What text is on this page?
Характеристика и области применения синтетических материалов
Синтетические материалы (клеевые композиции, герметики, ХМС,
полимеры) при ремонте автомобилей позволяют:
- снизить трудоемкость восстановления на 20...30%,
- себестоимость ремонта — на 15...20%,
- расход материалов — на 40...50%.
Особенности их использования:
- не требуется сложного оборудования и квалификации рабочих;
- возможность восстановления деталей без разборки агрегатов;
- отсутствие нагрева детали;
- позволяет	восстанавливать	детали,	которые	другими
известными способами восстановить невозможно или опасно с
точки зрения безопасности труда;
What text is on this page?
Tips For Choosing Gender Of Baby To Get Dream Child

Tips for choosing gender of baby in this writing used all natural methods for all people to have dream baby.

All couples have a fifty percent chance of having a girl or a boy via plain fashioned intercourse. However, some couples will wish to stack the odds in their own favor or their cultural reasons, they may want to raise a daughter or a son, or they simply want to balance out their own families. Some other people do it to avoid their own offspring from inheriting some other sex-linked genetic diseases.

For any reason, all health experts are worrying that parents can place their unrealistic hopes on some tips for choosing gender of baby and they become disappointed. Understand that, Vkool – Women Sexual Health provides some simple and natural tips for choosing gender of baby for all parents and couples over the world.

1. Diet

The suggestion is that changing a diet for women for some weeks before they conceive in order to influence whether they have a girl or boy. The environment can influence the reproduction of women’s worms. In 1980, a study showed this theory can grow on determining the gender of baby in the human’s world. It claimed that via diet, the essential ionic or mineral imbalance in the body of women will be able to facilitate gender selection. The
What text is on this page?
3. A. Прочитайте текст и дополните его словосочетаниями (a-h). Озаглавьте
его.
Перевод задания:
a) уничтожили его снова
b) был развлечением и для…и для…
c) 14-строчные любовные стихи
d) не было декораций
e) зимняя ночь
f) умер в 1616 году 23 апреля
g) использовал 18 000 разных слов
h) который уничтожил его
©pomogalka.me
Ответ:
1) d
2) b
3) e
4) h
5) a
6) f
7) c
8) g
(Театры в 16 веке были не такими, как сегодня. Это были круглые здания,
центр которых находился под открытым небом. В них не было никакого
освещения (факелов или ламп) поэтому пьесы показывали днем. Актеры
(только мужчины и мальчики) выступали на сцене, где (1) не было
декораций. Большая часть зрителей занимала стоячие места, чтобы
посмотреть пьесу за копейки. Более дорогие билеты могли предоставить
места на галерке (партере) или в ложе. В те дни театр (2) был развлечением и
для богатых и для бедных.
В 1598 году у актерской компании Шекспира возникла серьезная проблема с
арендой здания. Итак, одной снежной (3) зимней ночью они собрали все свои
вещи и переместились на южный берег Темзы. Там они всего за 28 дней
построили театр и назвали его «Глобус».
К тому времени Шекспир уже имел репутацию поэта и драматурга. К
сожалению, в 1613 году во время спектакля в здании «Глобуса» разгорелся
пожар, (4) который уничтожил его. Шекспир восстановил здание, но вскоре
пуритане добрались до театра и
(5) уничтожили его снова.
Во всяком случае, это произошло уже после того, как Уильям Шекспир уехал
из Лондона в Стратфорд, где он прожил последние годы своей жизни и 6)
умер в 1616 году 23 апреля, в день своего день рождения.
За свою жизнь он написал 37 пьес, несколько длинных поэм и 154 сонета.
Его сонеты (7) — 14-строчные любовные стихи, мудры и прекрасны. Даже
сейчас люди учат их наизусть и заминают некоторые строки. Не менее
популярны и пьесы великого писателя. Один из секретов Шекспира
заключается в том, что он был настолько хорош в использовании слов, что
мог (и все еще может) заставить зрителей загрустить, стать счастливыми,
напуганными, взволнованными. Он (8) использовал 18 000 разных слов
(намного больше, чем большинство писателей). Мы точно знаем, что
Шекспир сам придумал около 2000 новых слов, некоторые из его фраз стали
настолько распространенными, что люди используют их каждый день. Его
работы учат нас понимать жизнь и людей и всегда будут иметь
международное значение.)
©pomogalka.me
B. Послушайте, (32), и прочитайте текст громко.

- [TASK GOAL]
Search the data for "текст". Copy every matching line.

- [THE OUTPUT]
3. A. Прочитайте текст и дополните его словосочетаниями (a-h). Озаглавьте
B. Послушайте, (32), и прочитайте текст громко.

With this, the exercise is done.